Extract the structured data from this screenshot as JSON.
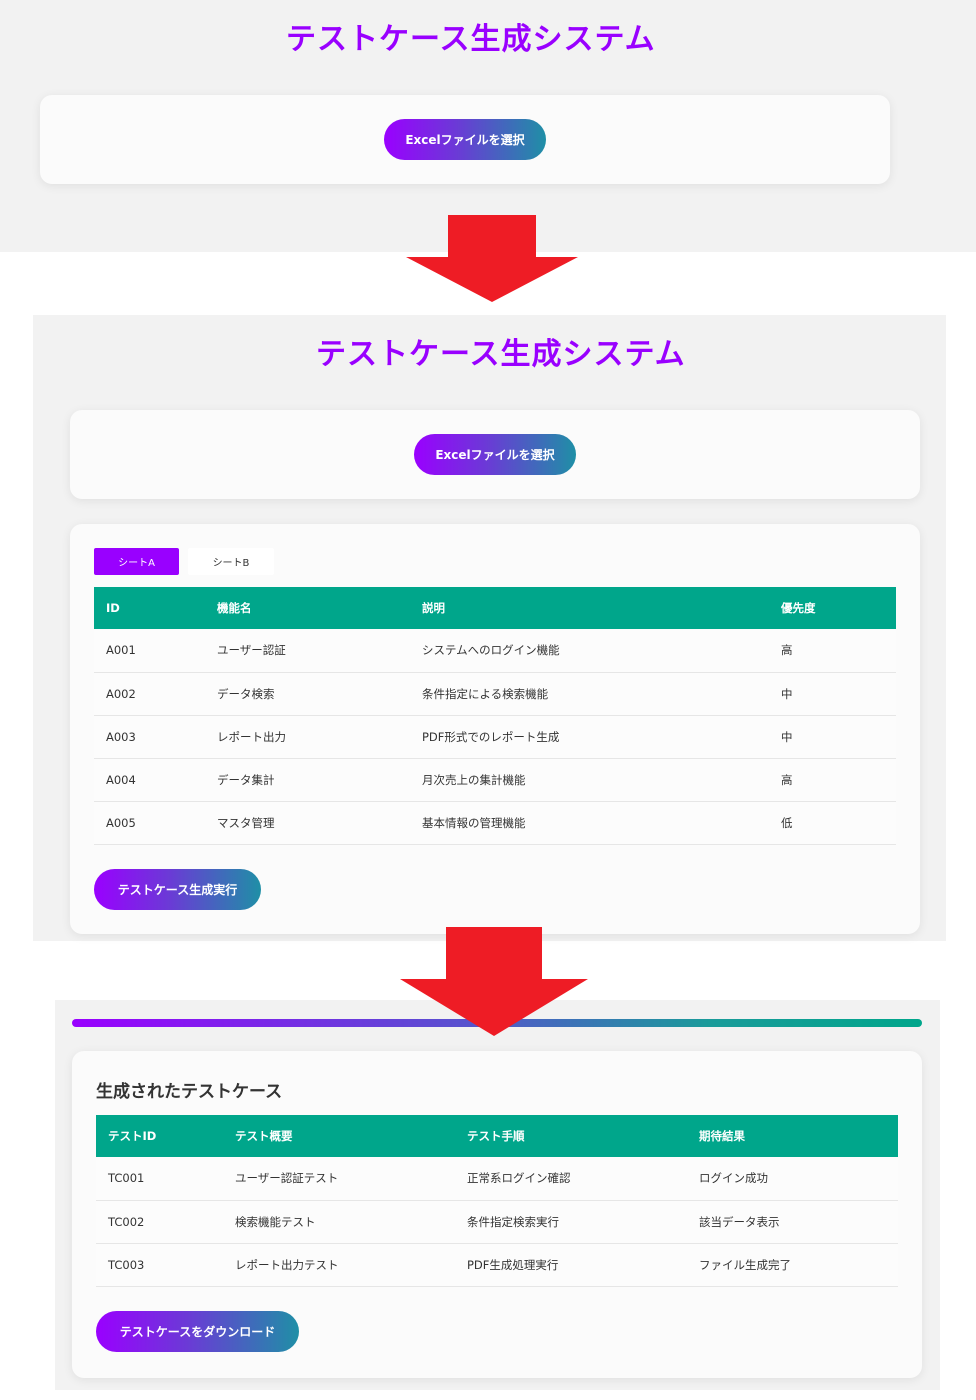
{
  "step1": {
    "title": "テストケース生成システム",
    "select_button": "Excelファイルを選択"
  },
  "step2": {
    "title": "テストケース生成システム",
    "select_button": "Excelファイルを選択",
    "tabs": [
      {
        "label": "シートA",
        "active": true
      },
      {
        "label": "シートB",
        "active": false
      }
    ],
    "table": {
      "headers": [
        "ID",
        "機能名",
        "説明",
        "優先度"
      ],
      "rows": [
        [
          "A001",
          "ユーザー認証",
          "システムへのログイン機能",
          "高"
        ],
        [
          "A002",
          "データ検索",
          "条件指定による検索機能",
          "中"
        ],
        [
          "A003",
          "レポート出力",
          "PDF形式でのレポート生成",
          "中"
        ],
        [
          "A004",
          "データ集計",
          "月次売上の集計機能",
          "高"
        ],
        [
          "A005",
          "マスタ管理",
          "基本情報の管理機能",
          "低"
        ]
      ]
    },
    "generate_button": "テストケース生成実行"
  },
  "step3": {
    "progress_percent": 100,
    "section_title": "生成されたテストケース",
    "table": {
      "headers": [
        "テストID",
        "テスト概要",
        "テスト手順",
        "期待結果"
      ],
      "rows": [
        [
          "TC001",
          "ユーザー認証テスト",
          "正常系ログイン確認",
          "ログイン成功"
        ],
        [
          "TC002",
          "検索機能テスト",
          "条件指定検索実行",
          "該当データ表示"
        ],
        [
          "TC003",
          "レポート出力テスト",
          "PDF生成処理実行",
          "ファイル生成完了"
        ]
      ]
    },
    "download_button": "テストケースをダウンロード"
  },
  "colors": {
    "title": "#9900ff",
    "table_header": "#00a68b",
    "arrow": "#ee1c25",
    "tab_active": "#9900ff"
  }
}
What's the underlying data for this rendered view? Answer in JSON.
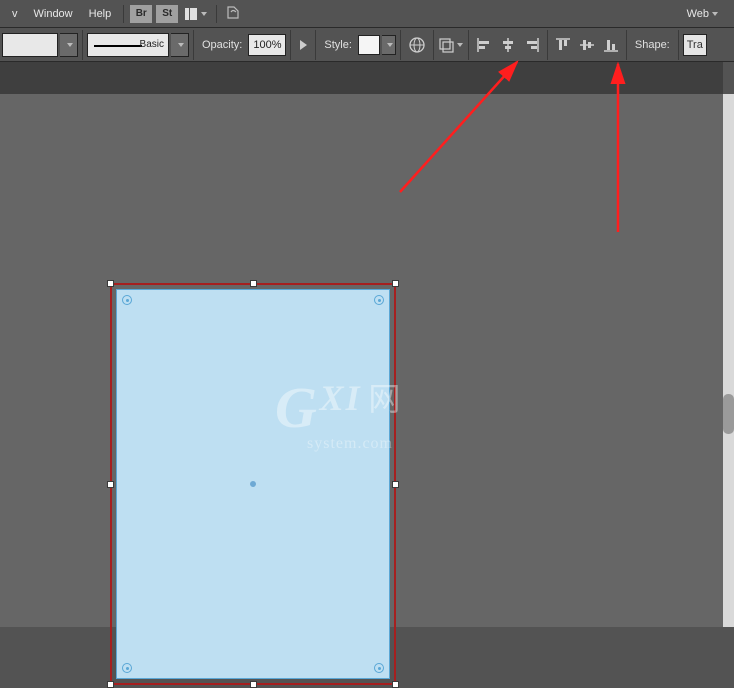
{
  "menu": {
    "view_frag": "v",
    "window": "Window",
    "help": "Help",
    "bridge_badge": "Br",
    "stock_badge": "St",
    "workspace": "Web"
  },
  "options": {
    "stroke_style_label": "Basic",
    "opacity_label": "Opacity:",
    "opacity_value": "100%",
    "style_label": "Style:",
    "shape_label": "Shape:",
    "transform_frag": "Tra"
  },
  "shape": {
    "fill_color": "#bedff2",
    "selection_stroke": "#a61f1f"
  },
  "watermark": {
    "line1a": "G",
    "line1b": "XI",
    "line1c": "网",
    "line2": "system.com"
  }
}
+--
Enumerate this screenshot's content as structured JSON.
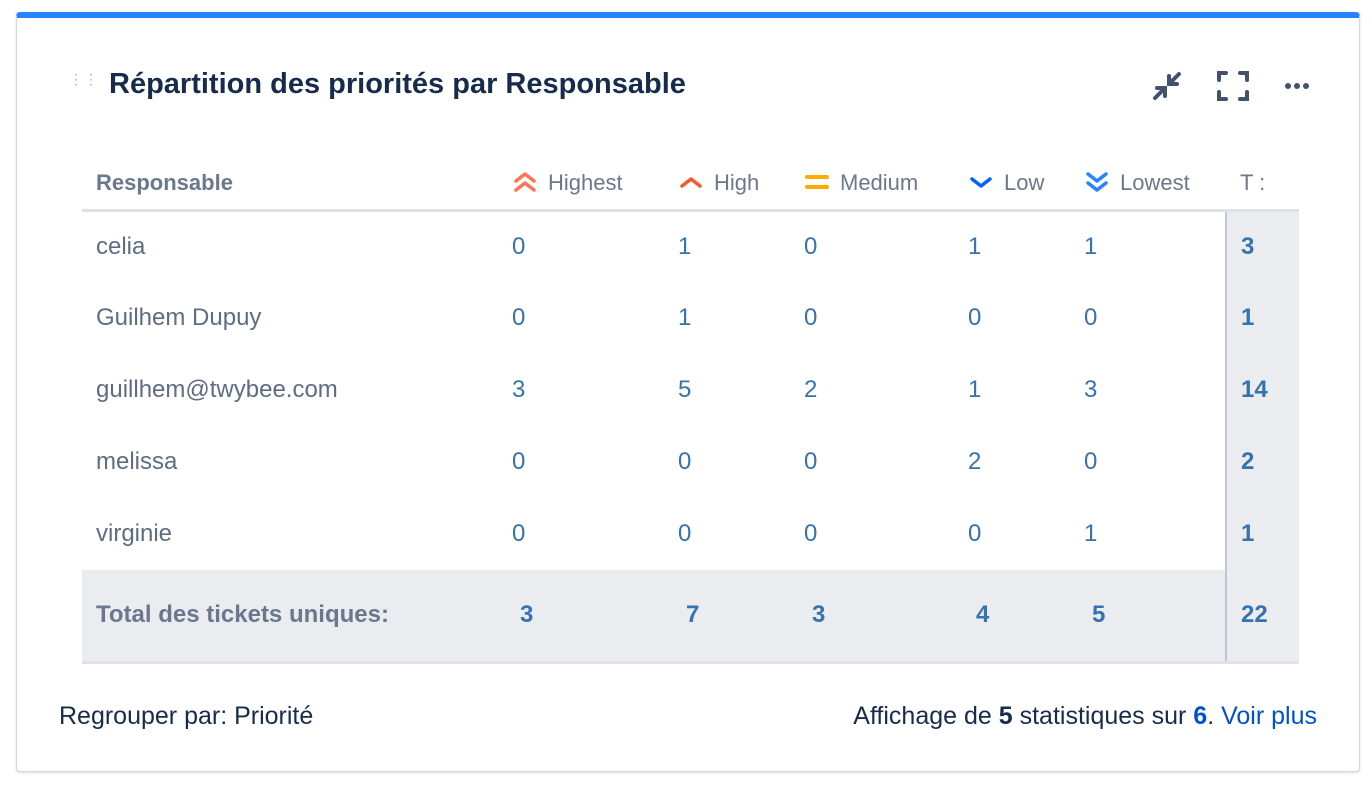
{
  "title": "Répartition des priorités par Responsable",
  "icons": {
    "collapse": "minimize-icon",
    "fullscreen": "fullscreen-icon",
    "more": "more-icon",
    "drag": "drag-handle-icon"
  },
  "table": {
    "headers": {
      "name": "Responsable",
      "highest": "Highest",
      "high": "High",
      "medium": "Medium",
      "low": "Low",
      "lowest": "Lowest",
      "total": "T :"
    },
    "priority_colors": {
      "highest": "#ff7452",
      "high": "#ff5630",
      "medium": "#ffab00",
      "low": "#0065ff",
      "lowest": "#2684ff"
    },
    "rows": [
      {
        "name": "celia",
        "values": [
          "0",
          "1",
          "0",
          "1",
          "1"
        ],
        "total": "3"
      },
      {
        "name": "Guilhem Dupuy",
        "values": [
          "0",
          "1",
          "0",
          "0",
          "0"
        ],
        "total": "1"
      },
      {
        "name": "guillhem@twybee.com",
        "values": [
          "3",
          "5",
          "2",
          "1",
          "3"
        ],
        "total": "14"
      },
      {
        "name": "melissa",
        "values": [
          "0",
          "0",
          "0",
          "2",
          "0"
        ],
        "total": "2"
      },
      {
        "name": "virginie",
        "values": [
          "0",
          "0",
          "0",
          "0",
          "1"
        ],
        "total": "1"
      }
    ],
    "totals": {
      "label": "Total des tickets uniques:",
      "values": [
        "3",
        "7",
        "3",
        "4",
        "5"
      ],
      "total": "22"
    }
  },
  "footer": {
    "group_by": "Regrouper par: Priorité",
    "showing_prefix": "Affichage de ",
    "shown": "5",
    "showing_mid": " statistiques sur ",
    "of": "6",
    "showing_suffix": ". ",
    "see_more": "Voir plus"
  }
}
+--
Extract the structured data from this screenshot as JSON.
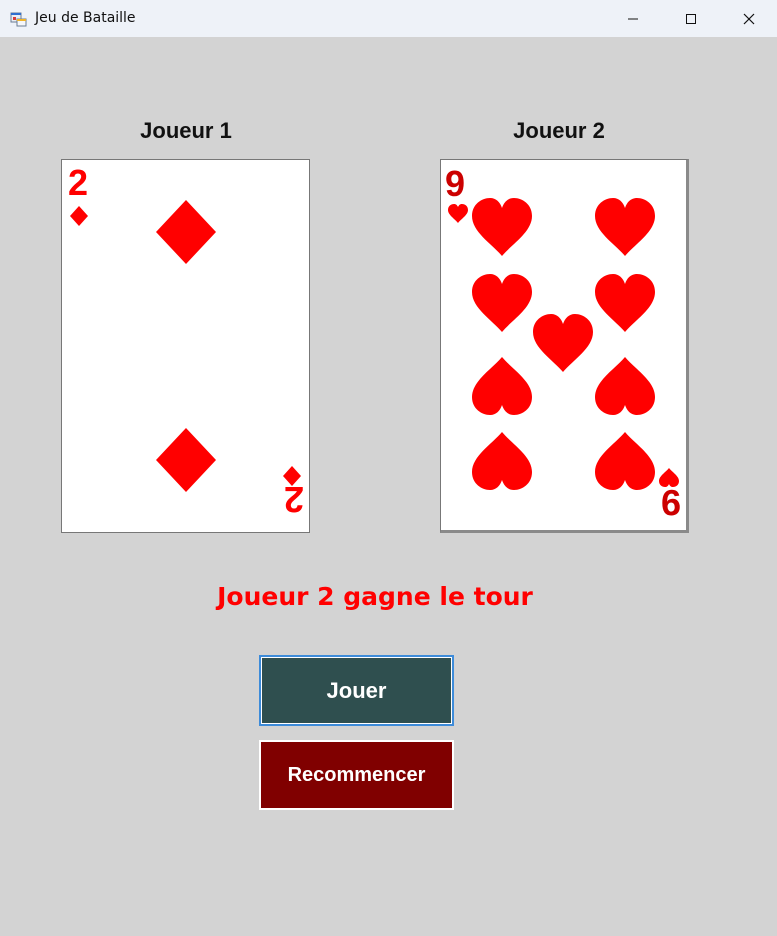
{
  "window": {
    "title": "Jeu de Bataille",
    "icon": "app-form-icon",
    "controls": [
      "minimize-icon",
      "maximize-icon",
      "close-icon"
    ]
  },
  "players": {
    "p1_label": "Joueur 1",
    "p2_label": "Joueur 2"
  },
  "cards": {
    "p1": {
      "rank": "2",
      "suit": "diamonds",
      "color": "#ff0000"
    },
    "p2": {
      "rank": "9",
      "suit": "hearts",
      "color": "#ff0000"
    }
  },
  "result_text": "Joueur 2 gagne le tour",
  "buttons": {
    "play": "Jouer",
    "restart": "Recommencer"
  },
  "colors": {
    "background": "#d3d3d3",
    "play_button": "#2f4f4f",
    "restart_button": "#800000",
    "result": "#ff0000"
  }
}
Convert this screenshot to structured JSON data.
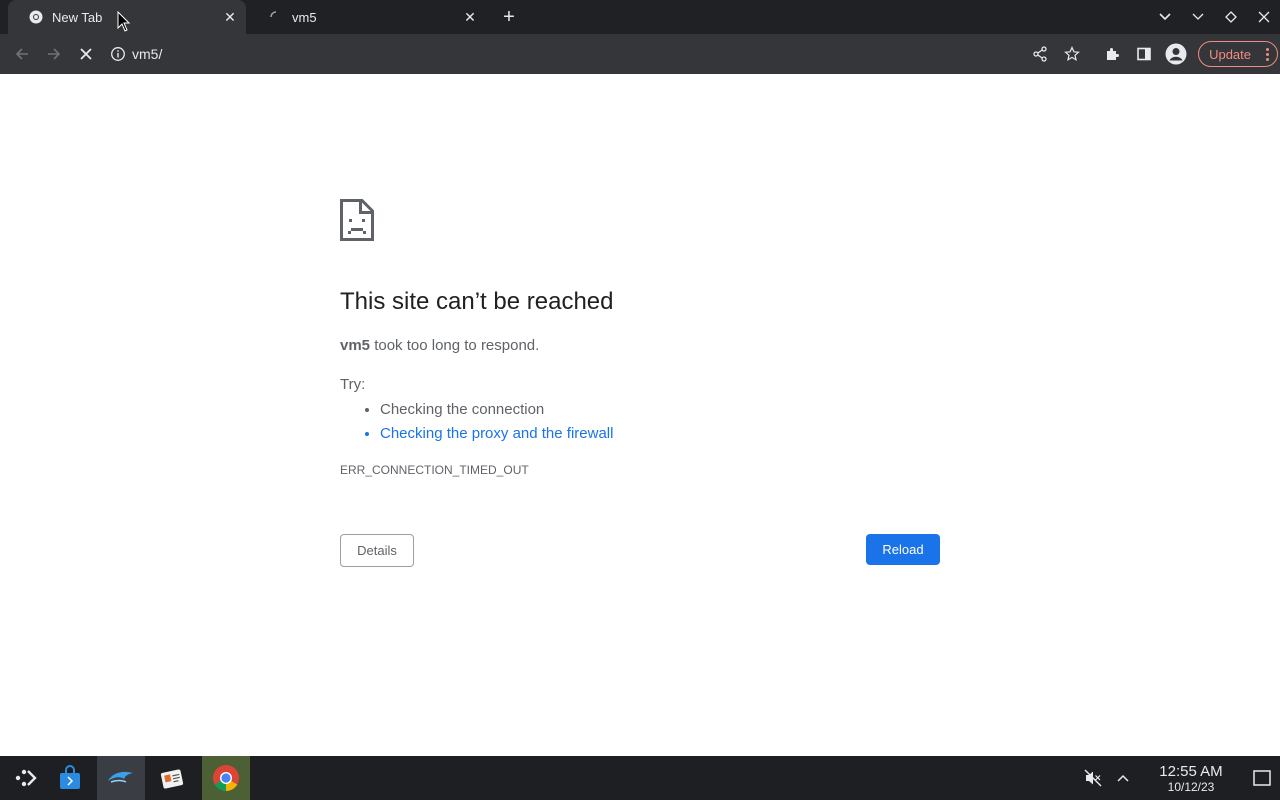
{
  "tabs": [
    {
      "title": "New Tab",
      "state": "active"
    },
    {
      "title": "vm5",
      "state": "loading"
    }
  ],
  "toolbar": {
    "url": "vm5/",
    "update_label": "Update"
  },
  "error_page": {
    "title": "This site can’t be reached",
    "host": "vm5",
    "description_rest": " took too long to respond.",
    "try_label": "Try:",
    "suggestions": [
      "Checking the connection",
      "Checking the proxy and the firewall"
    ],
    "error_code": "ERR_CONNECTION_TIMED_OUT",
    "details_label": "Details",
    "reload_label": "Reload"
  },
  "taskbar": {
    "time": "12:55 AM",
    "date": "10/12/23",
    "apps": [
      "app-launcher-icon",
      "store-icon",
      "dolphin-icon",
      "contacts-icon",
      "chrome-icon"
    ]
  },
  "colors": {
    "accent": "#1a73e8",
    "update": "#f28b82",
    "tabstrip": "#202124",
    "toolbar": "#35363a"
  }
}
+--
PROMPT — Pick out and copy every line that contains the word "JSON".

CORRECT RESULT —
Extract the structured data from this screenshot as JSON.
What's the underlying data for this rendered view? Answer in JSON.
Enumerate this screenshot's content as structured JSON.
Extract the structured data from this screenshot as JSON.
Convert this screenshot to structured JSON data.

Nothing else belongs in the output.